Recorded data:
━━━━━━━━━━━━━━━━━━━━━━━━━━━━━━

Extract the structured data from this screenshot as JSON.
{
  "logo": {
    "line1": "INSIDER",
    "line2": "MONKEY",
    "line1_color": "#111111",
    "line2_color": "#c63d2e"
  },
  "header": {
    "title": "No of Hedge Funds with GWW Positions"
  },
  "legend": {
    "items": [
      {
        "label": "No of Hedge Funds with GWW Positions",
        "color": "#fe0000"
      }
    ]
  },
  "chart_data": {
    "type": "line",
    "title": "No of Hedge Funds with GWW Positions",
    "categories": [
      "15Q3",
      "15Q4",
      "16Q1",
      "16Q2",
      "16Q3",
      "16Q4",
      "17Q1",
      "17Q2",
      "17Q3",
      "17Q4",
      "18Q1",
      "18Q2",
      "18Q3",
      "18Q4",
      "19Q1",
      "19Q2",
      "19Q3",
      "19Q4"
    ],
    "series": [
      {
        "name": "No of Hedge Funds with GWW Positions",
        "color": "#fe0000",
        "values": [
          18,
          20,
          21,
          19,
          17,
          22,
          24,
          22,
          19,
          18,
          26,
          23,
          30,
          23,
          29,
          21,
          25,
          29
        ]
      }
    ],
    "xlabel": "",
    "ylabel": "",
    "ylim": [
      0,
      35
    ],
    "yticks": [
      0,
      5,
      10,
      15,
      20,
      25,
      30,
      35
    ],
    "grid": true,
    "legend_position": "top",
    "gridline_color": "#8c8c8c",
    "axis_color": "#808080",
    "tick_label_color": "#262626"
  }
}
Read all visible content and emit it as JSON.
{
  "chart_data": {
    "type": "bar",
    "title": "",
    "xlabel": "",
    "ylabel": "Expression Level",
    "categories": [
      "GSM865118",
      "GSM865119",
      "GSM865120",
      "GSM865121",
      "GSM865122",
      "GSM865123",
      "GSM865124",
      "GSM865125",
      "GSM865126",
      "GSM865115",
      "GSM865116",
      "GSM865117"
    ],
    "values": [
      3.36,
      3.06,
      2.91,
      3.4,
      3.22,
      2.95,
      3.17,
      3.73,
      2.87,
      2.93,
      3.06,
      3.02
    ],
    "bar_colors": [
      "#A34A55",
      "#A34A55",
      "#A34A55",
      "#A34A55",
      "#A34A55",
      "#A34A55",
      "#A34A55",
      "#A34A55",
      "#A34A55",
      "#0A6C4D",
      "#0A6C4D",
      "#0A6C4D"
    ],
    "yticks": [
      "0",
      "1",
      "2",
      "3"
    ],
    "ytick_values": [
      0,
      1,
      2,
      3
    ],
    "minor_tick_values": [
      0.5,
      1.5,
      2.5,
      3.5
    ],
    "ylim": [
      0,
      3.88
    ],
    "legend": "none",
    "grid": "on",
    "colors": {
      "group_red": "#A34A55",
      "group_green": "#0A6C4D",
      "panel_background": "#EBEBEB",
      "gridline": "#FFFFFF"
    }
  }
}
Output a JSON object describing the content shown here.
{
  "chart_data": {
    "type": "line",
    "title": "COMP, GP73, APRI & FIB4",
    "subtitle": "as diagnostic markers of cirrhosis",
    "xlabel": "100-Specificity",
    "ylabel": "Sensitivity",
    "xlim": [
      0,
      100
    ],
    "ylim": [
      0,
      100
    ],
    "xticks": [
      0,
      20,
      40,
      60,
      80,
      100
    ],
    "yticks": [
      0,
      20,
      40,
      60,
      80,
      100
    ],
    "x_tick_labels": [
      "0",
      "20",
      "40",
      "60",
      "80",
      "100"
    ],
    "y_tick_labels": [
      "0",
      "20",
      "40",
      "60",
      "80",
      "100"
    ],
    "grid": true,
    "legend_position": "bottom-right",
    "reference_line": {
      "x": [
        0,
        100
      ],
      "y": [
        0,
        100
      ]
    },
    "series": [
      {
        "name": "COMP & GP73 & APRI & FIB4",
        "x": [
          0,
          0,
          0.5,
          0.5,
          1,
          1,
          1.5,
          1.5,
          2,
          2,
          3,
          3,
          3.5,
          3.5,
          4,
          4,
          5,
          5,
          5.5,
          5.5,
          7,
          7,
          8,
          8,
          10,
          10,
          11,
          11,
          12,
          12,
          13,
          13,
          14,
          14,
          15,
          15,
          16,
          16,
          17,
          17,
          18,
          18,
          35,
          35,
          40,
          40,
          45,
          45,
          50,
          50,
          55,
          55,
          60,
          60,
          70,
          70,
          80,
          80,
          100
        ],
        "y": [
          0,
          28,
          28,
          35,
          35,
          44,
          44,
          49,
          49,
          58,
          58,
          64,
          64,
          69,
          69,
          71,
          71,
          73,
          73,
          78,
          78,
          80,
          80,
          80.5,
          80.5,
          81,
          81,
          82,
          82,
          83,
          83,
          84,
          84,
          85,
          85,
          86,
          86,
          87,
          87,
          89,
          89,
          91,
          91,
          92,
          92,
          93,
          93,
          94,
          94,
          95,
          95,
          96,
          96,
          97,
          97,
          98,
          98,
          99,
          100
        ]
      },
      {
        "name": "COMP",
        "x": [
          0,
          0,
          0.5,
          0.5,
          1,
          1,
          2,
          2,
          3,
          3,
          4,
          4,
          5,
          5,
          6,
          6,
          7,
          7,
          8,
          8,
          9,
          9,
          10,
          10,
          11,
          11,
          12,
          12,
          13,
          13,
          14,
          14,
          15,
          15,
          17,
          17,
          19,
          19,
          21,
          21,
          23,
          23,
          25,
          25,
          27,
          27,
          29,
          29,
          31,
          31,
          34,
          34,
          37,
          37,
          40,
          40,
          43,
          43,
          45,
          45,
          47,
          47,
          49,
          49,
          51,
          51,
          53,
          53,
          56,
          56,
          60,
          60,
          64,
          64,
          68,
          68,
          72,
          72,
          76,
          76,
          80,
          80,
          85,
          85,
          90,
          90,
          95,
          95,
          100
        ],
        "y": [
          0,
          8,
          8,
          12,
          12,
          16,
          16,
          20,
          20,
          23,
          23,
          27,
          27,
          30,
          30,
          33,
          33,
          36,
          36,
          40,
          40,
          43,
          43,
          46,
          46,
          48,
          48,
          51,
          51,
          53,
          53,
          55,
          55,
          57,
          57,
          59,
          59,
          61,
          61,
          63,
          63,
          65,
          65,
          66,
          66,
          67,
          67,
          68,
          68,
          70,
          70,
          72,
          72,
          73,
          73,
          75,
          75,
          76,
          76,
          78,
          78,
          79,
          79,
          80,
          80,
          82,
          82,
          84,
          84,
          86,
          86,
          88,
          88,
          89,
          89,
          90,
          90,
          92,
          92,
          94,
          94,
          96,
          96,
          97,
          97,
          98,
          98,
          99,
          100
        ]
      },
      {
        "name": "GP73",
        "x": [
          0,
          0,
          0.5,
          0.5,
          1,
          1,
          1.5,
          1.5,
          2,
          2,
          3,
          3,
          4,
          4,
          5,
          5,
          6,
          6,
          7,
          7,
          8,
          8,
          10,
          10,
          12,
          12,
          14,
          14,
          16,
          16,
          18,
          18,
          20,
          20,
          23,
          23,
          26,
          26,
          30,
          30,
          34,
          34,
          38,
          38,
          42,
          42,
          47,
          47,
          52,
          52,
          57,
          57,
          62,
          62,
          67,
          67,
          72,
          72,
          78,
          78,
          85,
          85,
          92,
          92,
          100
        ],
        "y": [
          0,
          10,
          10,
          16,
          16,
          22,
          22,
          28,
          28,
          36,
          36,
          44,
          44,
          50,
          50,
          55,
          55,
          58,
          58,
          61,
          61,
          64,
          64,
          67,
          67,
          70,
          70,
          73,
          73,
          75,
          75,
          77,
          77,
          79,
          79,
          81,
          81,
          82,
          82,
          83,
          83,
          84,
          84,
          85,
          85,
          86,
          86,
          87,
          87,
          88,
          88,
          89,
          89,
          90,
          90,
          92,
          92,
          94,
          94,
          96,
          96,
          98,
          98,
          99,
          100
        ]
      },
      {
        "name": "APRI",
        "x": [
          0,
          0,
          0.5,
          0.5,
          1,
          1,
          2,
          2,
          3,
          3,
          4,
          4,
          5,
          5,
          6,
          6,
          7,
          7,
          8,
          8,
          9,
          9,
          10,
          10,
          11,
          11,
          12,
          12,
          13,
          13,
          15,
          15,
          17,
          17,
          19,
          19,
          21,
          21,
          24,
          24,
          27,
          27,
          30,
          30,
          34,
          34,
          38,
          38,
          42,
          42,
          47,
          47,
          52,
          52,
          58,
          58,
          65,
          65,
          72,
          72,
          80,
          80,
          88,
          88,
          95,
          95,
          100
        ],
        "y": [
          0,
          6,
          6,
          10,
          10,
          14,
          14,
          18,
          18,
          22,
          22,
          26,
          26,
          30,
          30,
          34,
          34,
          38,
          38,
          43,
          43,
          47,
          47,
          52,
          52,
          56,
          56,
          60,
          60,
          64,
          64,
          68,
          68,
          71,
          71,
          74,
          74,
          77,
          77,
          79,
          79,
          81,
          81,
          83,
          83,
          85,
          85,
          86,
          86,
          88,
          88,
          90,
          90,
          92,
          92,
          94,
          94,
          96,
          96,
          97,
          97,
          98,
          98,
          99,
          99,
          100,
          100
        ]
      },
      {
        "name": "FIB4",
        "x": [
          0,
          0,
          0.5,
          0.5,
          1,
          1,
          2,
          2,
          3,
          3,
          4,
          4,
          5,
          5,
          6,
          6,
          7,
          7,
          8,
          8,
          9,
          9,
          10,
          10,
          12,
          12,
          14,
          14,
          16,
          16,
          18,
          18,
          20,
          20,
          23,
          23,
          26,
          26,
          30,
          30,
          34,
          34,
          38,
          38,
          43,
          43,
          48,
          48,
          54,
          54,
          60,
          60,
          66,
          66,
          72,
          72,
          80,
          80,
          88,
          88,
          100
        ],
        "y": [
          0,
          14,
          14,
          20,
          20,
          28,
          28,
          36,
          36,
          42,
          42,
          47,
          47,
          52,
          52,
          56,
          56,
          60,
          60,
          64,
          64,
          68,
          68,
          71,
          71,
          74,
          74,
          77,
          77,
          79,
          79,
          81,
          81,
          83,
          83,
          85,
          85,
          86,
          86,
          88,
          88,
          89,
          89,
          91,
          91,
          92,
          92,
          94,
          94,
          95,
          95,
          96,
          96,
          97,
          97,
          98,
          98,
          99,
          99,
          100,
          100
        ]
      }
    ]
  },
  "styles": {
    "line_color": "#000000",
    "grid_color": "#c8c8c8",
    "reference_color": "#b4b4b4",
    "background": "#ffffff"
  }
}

━━━━━━━━━━━━━━━━━━━━━━━━━━━━━━

Task goal: List all lines in the material containing the string "APRI".

Result below:
    "title": "COMP, GP73, APRI & FIB4",
        "name": "COMP & GP73 & APRI & FIB4",
        "name": "APRI",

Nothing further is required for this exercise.